* [EXERCISE OBJECTIVE]: Locate the lines that hold the string "shown". Copy every such line.

* [Dataset entries]:
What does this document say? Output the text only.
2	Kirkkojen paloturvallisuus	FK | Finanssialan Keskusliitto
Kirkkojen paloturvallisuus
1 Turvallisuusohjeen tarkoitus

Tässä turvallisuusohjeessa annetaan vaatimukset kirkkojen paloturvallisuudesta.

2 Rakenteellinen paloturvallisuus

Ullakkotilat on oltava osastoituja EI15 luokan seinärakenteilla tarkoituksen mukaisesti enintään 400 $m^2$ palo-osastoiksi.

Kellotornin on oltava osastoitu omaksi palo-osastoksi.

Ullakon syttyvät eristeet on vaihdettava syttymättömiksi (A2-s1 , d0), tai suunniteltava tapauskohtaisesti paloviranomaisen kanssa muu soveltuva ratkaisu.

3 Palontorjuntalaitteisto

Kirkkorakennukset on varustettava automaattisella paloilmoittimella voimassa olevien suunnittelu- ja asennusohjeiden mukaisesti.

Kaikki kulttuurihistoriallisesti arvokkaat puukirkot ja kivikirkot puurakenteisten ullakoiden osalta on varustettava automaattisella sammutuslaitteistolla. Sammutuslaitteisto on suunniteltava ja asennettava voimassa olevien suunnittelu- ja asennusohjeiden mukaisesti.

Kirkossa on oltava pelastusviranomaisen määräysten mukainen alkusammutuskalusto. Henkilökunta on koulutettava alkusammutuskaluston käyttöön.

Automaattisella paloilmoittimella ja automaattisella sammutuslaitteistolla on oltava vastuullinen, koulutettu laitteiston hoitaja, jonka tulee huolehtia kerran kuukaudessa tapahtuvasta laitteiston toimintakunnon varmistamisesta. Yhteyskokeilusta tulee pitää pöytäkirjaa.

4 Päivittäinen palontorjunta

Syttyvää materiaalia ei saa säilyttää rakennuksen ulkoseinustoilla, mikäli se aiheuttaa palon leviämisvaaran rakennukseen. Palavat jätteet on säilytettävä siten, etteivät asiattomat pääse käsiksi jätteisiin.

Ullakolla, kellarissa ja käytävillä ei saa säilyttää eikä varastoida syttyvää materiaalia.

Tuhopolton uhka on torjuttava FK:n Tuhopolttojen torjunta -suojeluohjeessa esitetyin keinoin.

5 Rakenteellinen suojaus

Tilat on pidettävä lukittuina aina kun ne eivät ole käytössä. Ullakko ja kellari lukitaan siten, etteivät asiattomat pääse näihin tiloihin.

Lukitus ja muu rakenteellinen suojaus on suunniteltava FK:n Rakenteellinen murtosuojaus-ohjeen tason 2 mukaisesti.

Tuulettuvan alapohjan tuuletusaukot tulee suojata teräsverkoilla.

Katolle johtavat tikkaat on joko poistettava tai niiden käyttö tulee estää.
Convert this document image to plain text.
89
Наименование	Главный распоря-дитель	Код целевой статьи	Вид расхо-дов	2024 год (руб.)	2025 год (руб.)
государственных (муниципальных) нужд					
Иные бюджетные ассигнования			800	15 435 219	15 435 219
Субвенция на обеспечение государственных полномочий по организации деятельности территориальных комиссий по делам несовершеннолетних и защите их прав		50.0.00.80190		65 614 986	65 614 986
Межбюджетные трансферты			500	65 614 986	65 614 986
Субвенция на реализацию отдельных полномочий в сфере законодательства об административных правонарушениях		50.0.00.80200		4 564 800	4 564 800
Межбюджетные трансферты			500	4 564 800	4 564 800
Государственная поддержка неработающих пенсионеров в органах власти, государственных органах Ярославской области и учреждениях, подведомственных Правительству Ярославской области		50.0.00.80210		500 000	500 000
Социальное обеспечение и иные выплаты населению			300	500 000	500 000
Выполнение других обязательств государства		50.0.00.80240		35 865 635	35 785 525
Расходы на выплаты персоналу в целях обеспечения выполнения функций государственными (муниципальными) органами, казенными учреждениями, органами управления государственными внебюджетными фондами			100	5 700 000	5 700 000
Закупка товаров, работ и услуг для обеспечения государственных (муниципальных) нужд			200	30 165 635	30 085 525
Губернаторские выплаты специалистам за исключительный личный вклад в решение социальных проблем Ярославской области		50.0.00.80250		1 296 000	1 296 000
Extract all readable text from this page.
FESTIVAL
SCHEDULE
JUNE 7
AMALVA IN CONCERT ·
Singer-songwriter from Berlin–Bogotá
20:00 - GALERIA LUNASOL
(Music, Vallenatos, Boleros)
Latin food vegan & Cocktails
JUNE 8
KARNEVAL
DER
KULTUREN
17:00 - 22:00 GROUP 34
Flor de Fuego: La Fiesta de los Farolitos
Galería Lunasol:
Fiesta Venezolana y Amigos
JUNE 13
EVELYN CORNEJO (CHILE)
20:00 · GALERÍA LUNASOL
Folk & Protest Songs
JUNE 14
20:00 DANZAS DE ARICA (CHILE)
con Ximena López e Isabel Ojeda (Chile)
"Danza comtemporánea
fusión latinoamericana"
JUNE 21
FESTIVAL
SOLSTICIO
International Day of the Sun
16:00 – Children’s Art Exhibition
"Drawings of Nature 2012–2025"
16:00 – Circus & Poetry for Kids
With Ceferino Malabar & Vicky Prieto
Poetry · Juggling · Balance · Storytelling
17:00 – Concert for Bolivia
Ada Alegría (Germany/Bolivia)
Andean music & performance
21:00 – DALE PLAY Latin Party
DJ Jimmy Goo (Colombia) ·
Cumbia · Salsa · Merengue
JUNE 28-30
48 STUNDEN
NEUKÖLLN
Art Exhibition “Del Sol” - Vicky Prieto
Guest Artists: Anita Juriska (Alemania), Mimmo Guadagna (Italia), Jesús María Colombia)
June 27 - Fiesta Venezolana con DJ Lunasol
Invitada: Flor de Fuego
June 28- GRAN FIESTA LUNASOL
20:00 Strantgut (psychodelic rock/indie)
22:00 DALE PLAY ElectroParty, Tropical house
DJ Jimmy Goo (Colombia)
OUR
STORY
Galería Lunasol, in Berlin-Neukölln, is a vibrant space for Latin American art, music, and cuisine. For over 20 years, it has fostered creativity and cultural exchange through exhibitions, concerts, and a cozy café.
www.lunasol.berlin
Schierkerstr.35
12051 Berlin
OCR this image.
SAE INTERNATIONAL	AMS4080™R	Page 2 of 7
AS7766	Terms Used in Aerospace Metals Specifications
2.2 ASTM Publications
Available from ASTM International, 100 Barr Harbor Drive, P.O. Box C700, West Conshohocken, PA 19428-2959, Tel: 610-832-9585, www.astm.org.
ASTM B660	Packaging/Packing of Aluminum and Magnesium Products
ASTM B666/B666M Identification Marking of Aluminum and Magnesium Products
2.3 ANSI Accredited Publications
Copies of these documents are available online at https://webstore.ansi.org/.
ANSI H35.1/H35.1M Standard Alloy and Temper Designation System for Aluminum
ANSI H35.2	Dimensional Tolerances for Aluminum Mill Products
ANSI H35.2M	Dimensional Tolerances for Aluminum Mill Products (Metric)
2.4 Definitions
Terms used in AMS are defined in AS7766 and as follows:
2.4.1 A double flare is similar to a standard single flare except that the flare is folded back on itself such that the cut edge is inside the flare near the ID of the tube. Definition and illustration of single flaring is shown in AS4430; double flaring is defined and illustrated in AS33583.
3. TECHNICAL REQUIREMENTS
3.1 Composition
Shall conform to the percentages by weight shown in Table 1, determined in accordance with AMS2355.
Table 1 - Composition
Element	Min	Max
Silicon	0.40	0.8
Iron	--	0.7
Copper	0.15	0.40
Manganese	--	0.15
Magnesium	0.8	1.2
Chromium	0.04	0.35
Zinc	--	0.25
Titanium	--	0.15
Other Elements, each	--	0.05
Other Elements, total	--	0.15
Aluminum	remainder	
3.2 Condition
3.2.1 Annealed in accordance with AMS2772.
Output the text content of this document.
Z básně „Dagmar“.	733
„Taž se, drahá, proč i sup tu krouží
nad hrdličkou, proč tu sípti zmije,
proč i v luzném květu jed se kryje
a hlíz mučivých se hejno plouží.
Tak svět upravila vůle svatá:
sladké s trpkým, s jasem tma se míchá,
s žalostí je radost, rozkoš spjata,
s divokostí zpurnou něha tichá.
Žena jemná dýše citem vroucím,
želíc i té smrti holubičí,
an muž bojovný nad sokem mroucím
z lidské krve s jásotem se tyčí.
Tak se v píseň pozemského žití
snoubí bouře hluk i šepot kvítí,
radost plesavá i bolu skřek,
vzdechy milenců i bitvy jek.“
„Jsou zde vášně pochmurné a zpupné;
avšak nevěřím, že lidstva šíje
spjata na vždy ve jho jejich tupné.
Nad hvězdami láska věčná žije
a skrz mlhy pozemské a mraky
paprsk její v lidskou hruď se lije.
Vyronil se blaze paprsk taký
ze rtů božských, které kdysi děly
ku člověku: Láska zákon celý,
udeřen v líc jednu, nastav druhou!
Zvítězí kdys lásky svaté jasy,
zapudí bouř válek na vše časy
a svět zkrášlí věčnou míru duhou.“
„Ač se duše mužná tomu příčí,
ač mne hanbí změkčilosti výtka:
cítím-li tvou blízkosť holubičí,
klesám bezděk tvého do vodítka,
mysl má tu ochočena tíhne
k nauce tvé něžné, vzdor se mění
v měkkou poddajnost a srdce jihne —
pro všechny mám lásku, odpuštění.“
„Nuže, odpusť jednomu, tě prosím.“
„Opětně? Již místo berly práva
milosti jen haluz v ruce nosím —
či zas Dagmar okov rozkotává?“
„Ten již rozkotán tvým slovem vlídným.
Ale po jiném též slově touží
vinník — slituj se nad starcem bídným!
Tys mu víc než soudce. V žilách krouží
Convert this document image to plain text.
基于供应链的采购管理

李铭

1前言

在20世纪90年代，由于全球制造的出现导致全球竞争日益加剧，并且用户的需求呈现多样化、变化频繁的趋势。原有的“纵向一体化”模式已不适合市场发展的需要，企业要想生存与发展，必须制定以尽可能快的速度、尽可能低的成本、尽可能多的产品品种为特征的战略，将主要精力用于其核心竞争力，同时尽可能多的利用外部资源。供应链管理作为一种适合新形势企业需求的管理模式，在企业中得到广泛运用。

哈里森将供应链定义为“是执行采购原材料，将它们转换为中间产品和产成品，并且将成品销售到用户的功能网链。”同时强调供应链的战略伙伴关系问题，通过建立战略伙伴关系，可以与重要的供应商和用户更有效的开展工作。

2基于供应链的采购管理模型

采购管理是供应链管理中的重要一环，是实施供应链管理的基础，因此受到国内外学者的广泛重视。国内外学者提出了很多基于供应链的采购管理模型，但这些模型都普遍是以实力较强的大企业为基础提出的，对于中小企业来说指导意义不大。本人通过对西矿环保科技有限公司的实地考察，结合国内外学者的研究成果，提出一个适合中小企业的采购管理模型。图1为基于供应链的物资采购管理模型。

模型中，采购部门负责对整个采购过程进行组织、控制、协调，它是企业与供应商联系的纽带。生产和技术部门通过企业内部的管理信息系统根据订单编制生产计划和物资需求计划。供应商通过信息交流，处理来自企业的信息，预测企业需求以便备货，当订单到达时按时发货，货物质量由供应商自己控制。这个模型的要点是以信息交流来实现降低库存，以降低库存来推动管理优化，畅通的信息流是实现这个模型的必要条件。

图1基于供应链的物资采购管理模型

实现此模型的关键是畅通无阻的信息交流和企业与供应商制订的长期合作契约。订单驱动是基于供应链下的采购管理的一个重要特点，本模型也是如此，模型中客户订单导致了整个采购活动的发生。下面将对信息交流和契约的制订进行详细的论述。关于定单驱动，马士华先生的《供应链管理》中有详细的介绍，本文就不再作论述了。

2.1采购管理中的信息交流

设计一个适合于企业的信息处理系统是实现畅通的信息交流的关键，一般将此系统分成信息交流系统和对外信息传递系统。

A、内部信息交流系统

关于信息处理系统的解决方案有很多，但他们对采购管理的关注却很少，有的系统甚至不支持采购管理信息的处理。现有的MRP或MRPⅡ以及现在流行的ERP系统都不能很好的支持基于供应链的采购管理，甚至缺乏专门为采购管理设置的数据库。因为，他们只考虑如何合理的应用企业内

* [RESULT OF THE EXERCISE]:
2.4.1 A double flare is similar to a standard single flare except that the flare is folded back on itself such that the cut edge is inside the flare near the ID of the tube. Definition and illustration of single flaring is shown in AS4430; double flaring is defined and illustrated in AS33583.
Shall conform to the percentages by weight shown in Table 1, determined in accordance with AMS2355.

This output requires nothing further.